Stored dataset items

------------------------------------------------------------

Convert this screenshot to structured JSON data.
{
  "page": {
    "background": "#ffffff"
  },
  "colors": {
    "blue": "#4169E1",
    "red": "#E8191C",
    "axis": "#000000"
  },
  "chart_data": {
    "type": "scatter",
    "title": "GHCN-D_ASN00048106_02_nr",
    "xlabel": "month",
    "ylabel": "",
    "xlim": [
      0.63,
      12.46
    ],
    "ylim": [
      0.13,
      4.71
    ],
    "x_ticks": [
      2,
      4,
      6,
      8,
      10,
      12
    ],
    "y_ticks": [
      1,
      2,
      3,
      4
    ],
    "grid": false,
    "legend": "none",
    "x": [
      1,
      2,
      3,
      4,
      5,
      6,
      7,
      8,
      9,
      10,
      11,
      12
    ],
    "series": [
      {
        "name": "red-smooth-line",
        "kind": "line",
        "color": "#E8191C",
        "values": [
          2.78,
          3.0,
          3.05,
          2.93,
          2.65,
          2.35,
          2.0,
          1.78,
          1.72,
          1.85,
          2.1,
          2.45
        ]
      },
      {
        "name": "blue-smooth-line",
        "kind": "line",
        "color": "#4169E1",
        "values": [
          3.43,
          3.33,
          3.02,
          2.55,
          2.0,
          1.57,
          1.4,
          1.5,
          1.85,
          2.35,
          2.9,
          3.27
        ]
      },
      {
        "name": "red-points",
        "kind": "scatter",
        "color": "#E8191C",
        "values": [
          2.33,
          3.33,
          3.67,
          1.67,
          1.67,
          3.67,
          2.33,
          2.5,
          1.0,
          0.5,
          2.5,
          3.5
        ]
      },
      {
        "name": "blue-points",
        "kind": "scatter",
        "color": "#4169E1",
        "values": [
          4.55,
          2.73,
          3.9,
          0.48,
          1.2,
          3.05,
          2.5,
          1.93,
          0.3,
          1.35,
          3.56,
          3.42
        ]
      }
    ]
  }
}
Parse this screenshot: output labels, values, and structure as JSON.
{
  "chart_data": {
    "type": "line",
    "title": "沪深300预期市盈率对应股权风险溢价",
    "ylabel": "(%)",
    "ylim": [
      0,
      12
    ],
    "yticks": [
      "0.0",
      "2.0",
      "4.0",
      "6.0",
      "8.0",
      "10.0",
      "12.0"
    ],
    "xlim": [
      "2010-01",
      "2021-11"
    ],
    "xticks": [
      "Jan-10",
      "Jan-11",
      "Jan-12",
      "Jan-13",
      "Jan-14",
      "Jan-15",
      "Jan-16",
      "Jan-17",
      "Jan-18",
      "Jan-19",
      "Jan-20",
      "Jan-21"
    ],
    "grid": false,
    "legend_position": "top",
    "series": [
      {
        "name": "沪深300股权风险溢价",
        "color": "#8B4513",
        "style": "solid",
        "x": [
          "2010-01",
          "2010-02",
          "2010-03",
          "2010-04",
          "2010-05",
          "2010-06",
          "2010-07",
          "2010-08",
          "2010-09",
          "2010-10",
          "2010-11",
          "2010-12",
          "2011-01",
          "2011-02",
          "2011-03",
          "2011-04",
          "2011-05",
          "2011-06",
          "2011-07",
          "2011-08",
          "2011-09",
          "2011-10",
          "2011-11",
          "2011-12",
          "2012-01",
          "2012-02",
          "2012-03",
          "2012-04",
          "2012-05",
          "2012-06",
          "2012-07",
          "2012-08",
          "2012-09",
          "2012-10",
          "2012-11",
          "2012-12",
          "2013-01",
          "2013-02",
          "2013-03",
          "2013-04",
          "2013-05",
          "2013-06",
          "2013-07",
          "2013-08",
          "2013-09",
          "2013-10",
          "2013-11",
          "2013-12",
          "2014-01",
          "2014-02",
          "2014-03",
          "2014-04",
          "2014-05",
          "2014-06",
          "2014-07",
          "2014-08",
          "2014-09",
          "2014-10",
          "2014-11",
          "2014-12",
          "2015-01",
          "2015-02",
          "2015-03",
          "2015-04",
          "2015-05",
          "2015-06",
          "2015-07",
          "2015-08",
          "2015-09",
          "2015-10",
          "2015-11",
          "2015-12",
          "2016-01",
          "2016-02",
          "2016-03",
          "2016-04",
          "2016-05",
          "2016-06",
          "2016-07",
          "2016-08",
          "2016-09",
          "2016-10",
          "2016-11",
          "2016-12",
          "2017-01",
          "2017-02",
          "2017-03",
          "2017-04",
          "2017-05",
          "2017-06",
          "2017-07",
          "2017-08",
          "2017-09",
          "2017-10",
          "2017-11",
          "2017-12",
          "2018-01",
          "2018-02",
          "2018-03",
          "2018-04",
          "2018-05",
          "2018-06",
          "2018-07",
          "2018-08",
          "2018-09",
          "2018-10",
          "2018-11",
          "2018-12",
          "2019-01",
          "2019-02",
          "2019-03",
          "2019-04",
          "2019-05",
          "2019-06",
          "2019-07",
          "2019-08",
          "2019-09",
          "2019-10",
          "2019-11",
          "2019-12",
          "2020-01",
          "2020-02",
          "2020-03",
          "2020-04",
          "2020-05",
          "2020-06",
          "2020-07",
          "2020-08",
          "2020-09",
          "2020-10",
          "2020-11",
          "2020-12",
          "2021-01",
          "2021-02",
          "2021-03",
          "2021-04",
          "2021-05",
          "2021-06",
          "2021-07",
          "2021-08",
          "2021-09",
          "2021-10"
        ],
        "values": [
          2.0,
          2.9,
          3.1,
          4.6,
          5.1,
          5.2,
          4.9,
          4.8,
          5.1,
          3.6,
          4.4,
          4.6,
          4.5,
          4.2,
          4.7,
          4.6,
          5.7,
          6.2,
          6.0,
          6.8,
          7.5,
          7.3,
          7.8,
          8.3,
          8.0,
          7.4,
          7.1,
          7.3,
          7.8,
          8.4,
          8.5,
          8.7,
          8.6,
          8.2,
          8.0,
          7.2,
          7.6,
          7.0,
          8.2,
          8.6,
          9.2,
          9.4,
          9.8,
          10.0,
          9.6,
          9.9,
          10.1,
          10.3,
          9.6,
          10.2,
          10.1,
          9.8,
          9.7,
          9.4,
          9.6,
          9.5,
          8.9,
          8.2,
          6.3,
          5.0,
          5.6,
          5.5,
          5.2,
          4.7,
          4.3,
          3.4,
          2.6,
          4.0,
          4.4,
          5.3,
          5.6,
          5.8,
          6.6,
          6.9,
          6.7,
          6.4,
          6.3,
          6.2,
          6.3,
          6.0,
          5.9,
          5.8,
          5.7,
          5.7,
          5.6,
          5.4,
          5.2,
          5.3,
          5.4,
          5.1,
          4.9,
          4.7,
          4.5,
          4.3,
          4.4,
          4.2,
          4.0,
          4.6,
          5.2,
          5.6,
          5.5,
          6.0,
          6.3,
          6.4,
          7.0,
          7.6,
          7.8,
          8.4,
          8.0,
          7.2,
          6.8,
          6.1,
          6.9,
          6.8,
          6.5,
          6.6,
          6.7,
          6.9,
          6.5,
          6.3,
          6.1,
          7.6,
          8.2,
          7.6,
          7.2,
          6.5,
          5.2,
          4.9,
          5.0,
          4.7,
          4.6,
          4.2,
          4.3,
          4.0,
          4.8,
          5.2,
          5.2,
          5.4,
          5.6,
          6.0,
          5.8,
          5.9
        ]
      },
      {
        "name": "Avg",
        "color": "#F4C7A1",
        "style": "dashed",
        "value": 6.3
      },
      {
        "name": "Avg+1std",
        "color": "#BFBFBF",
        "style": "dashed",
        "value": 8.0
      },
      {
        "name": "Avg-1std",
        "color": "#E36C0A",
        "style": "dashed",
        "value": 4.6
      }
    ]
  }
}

------------------------------------------------------------

Write out the listing once more, matching it exactly.

RESPONSE FOR THIS EXERCISE
Convert this screenshot to structured JSON data.
{
  "page": {
    "background": "#ffffff"
  },
  "colors": {
    "blue": "#4169E1",
    "red": "#E8191C",
    "axis": "#000000"
  },
  "chart_data": {
    "type": "scatter",
    "title": "GHCN-D_ASN00048106_02_nr",
    "xlabel": "month",
    "ylabel": "",
    "xlim": [
      0.63,
      12.46
    ],
    "ylim": [
      0.13,
      4.71
    ],
    "x_ticks": [
      2,
      4,
      6,
      8,
      10,
      12
    ],
    "y_ticks": [
      1,
      2,
      3,
      4
    ],
    "grid": false,
    "legend": "none",
    "x": [
      1,
      2,
      3,
      4,
      5,
      6,
      7,
      8,
      9,
      10,
      11,
      12
    ],
    "series": [
      {
        "name": "red-smooth-line",
        "kind": "line",
        "color": "#E8191C",
        "values": [
          2.78,
          3.0,
          3.05,
          2.93,
          2.65,
          2.35,
          2.0,
          1.78,
          1.72,
          1.85,
          2.1,
          2.45
        ]
      },
      {
        "name": "blue-smooth-line",
        "kind": "line",
        "color": "#4169E1",
        "values": [
          3.43,
          3.33,
          3.02,
          2.55,
          2.0,
          1.57,
          1.4,
          1.5,
          1.85,
          2.35,
          2.9,
          3.27
        ]
      },
      {
        "name": "red-points",
        "kind": "scatter",
        "color": "#E8191C",
        "values": [
          2.33,
          3.33,
          3.67,
          1.67,
          1.67,
          3.67,
          2.33,
          2.5,
          1.0,
          0.5,
          2.5,
          3.5
        ]
      },
      {
        "name": "blue-points",
        "kind": "scatter",
        "color": "#4169E1",
        "values": [
          4.55,
          2.73,
          3.9,
          0.48,
          1.2,
          3.05,
          2.5,
          1.93,
          0.3,
          1.35,
          3.56,
          3.42
        ]
      }
    ]
  }
}
Parse this screenshot: output labels, values, and structure as JSON.
{
  "chart_data": {
    "type": "line",
    "title": "沪深300预期市盈率对应股权风险溢价",
    "ylabel": "(%)",
    "ylim": [
      0,
      12
    ],
    "yticks": [
      "0.0",
      "2.0",
      "4.0",
      "6.0",
      "8.0",
      "10.0",
      "12.0"
    ],
    "xlim": [
      "2010-01",
      "2021-11"
    ],
    "xticks": [
      "Jan-10",
      "Jan-11",
      "Jan-12",
      "Jan-13",
      "Jan-14",
      "Jan-15",
      "Jan-16",
      "Jan-17",
      "Jan-18",
      "Jan-19",
      "Jan-20",
      "Jan-21"
    ],
    "grid": false,
    "legend_position": "top",
    "series": [
      {
        "name": "沪深300股权风险溢价",
        "color": "#8B4513",
        "style": "solid",
        "x": [
          "2010-01",
          "2010-02",
          "2010-03",
          "2010-04",
          "2010-05",
          "2010-06",
          "2010-07",
          "2010-08",
          "2010-09",
          "2010-10",
          "2010-11",
          "2010-12",
          "2011-01",
          "2011-02",
          "2011-03",
          "2011-04",
          "2011-05",
          "2011-06",
          "2011-07",
          "2011-08",
          "2011-09",
          "2011-10",
          "2011-11",
          "2011-12",
          "2012-01",
          "2012-02",
          "2012-03",
          "2012-04",
          "2012-05",
          "2012-06",
          "2012-07",
          "2012-08",
          "2012-09",
          "2012-10",
          "2012-11",
          "2012-12",
          "2013-01",
          "2013-02",
          "2013-03",
          "2013-04",
          "2013-05",
          "2013-06",
          "2013-07",
          "2013-08",
          "2013-09",
          "2013-10",
          "2013-11",
          "2013-12",
          "2014-01",
          "2014-02",
          "2014-03",
          "2014-04",
          "2014-05",
          "2014-06",
          "2014-07",
          "2014-08",
          "2014-09",
          "2014-10",
          "2014-11",
          "2014-12",
          "2015-01",
          "2015-02",
          "2015-03",
          "2015-04",
          "2015-05",
          "2015-06",
          "2015-07",
          "2015-08",
          "2015-09",
          "2015-10",
          "2015-11",
          "2015-12",
          "2016-01",
          "2016-02",
          "2016-03",
          "2016-04",
          "2016-05",
          "2016-06",
          "2016-07",
          "2016-08",
          "2016-09",
          "2016-10",
          "2016-11",
          "2016-12",
          "2017-01",
          "2017-02",
          "2017-03",
          "2017-04",
          "2017-05",
          "2017-06",
          "2017-07",
          "2017-08",
          "2017-09",
          "2017-10",
          "2017-11",
          "2017-12",
          "2018-01",
          "2018-02",
          "2018-03",
          "2018-04",
          "2018-05",
          "2018-06",
          "2018-07",
          "2018-08",
          "2018-09",
          "2018-10",
          "2018-11",
          "2018-12",
          "2019-01",
          "2019-02",
          "2019-03",
          "2019-04",
          "2019-05",
          "2019-06",
          "2019-07",
          "2019-08",
          "2019-09",
          "2019-10",
          "2019-11",
          "2019-12",
          "2020-01",
          "2020-02",
          "2020-03",
          "2020-04",
          "2020-05",
          "2020-06",
          "2020-07",
          "2020-08",
          "2020-09",
          "2020-10",
          "2020-11",
          "2020-12",
          "2021-01",
          "2021-02",
          "2021-03",
          "2021-04",
          "2021-05",
          "2021-06",
          "2021-07",
          "2021-08",
          "2021-09",
          "2021-10"
        ],
        "values": [
          2.0,
          2.9,
          3.1,
          4.6,
          5.1,
          5.2,
          4.9,
          4.8,
          5.1,
          3.6,
          4.4,
          4.6,
          4.5,
          4.2,
          4.7,
          4.6,
          5.7,
          6.2,
          6.0,
          6.8,
          7.5,
          7.3,
          7.8,
          8.3,
          8.0,
          7.4,
          7.1,
          7.3,
          7.8,
          8.4,
          8.5,
          8.7,
          8.6,
          8.2,
          8.0,
          7.2,
          7.6,
          7.0,
          8.2,
          8.6,
          9.2,
          9.4,
          9.8,
          10.0,
          9.6,
          9.9,
          10.1,
          10.3,
          9.6,
          10.2,
          10.1,
          9.8,
          9.7,
          9.4,
          9.6,
          9.5,
          8.9,
          8.2,
          6.3,
          5.0,
          5.6,
          5.5,
          5.2,
          4.7,
          4.3,
          3.4,
          2.6,
          4.0,
          4.4,
          5.3,
          5.6,
          5.8,
          6.6,
          6.9,
          6.7,
          6.4,
          6.3,
          6.2,
          6.3,
          6.0,
          5.9,
          5.8,
          5.7,
          5.7,
          5.6,
          5.4,
          5.2,
          5.3,
          5.4,
          5.1,
          4.9,
          4.7,
          4.5,
          4.3,
          4.4,
          4.2,
          4.0,
          4.6,
          5.2,
          5.6,
          5.5,
          6.0,
          6.3,
          6.4,
          7.0,
          7.6,
          7.8,
          8.4,
          8.0,
          7.2,
          6.8,
          6.1,
          6.9,
          6.8,
          6.5,
          6.6,
          6.7,
          6.9,
          6.5,
          6.3,
          6.1,
          7.6,
          8.2,
          7.6,
          7.2,
          6.5,
          5.2,
          4.9,
          5.0,
          4.7,
          4.6,
          4.2,
          4.3,
          4.0,
          4.8,
          5.2,
          5.2,
          5.4,
          5.6,
          6.0,
          5.8,
          5.9
        ]
      },
      {
        "name": "Avg",
        "color": "#F4C7A1",
        "style": "dashed",
        "value": 6.3
      },
      {
        "name": "Avg+1std",
        "color": "#BFBFBF",
        "style": "dashed",
        "value": 8.0
      },
      {
        "name": "Avg-1std",
        "color": "#E36C0A",
        "style": "dashed",
        "value": 4.6
      }
    ]
  }
}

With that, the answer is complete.